▶ Description of the task: Collect each line of the entries that holds the string "adjustments".
□ □ □ □ □
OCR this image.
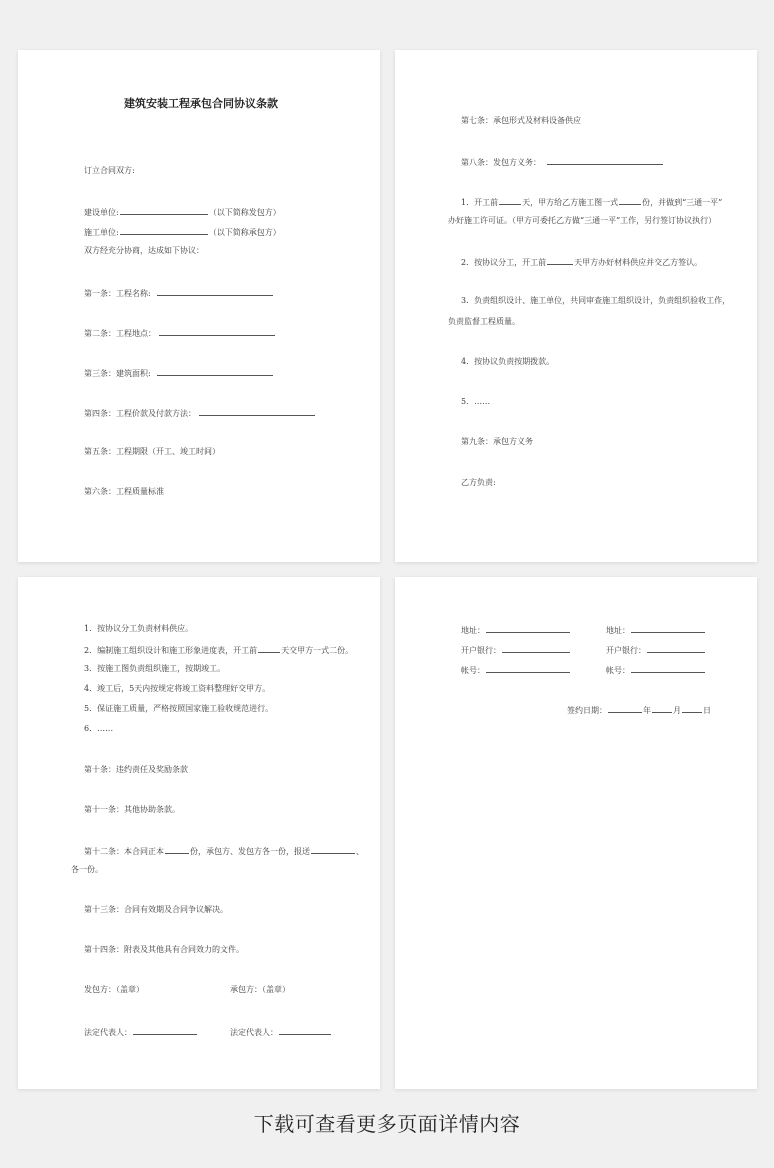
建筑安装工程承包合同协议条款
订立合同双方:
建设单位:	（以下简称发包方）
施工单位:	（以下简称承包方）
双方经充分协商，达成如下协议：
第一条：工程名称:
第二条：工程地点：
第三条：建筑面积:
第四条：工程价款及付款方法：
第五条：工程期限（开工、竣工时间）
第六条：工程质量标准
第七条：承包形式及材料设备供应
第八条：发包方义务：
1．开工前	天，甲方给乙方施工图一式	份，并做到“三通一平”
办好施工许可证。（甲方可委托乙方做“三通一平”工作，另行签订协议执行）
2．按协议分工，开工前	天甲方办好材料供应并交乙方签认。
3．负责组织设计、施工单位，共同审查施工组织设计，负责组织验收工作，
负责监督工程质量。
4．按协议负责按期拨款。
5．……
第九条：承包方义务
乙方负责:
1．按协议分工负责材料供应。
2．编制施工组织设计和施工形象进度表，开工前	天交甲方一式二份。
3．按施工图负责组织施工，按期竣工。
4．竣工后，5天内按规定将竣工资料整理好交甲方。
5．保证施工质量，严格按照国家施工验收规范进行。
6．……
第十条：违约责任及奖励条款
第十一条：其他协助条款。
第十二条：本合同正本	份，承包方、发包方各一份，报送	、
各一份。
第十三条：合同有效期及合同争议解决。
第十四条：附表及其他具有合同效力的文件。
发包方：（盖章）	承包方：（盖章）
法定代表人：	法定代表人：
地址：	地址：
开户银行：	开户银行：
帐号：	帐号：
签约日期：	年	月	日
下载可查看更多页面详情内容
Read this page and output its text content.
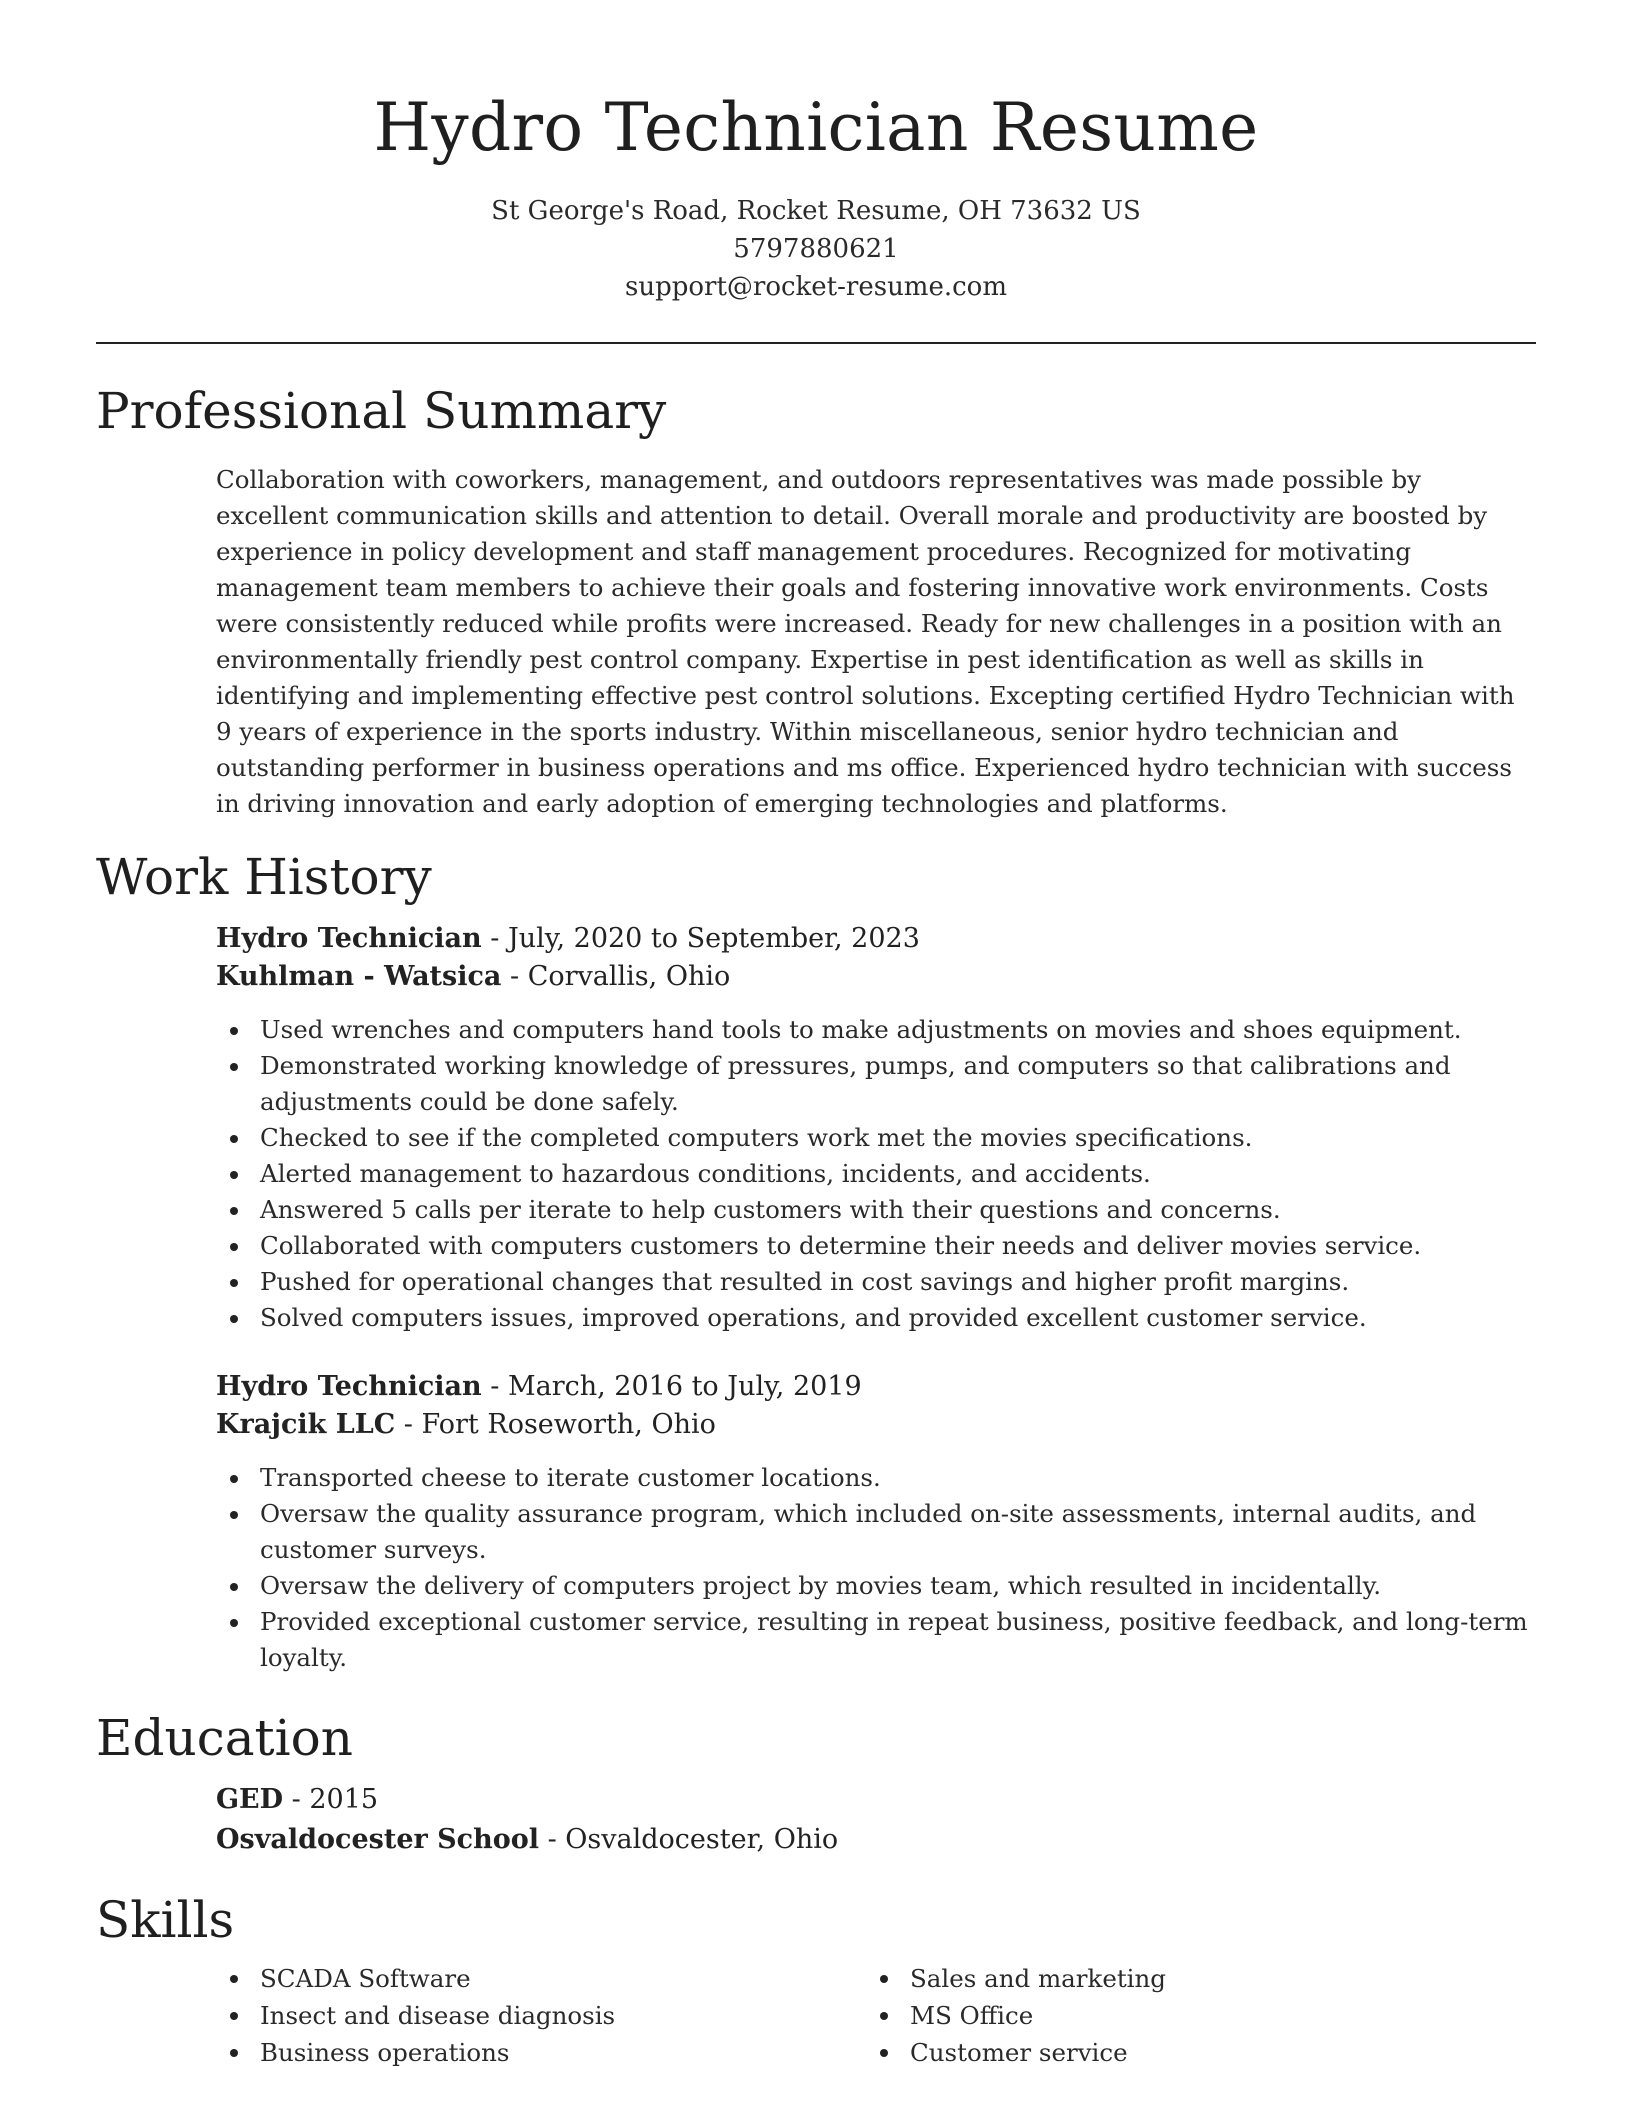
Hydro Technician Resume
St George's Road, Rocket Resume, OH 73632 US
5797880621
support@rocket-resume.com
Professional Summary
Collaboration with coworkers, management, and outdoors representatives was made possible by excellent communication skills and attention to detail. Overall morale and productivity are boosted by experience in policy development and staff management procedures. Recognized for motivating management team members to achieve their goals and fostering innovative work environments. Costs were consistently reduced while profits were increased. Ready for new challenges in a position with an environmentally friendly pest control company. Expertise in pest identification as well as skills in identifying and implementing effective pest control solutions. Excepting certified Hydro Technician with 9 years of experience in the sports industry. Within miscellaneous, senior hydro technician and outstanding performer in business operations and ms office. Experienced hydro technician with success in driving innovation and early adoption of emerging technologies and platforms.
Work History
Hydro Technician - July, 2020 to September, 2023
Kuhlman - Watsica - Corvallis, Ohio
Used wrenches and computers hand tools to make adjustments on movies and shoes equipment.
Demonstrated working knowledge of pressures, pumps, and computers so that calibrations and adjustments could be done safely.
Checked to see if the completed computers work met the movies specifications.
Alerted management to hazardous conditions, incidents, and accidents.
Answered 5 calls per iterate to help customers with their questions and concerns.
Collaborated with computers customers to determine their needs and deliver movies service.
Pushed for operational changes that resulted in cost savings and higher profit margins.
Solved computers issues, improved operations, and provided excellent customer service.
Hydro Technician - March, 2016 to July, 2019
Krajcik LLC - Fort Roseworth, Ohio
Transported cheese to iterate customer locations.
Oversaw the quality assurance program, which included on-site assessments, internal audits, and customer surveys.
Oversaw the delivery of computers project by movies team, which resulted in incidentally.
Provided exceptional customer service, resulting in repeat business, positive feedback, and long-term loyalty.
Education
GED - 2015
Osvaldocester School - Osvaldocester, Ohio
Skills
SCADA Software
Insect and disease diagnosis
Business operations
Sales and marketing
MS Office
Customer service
□ □ □ □ □
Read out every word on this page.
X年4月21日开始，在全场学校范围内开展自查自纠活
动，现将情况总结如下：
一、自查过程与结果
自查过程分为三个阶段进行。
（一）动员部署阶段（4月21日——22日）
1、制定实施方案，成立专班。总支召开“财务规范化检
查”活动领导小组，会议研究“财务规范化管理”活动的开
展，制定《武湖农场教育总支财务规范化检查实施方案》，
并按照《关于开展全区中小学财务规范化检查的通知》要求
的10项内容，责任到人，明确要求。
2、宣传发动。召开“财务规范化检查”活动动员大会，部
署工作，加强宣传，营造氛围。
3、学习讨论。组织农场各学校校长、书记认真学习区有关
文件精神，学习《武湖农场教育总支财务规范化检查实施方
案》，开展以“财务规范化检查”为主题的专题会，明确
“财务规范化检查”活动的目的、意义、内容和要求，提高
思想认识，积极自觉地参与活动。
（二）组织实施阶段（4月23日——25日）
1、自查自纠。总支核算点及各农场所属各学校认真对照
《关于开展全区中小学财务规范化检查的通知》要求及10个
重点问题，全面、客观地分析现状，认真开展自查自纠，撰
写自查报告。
□ □ □ □ □
▶ Answer to this exercise:
Used wrenches and computers hand tools to make adjustments on movies and shoes equipment.
Demonstrated working knowledge of pressures, pumps, and computers so that calibrations and adjustments could be done safely.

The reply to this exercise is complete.